Scan the listing below. Report each line that includes "RECOGNITION".

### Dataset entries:
** start **

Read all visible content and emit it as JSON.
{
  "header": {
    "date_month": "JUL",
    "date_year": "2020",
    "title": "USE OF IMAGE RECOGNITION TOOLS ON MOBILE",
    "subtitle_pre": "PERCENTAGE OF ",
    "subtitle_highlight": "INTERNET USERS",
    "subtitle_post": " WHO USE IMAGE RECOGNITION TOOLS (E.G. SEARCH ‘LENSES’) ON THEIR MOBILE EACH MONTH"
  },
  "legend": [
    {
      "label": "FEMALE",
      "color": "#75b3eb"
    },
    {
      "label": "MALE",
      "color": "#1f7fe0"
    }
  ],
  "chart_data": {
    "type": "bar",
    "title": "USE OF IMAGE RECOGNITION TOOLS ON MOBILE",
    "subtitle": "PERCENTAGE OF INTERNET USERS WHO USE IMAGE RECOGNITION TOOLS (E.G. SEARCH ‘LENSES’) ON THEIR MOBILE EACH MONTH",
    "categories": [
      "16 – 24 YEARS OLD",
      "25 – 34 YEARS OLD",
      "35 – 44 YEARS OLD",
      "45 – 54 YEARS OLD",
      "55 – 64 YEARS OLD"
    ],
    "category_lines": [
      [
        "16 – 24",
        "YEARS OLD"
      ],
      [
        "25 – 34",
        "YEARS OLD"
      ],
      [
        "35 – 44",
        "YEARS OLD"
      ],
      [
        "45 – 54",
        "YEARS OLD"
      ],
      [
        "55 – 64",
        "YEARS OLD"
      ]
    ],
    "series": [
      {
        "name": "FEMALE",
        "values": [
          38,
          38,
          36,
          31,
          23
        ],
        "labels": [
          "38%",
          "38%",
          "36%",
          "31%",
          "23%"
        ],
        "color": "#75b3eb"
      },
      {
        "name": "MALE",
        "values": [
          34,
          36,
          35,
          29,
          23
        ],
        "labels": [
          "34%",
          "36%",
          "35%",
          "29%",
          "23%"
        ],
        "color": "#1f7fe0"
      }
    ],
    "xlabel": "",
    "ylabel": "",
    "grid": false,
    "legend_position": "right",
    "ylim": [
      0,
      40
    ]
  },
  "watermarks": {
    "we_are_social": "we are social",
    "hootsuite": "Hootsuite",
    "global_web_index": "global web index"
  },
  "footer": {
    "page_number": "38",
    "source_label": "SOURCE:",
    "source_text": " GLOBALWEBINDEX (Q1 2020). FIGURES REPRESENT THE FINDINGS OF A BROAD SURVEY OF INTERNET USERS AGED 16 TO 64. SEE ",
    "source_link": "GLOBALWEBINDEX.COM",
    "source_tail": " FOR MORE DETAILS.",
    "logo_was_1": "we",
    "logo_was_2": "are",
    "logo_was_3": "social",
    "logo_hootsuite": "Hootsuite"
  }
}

** end **

### PROBLEM SOLUTION:
    "title": "USE OF IMAGE RECOGNITION TOOLS ON MOBILE",
    "subtitle_post": " WHO USE IMAGE RECOGNITION TOOLS (E.G. SEARCH ‘LENSES’) ON THEIR MOBILE EACH MONTH"
    "title": "USE OF IMAGE RECOGNITION TOOLS ON MOBILE",
    "subtitle": "PERCENTAGE OF INTERNET USERS WHO USE IMAGE RECOGNITION TOOLS (E.G. SEARCH ‘LENSES’) ON THEIR MOBILE EACH MONTH",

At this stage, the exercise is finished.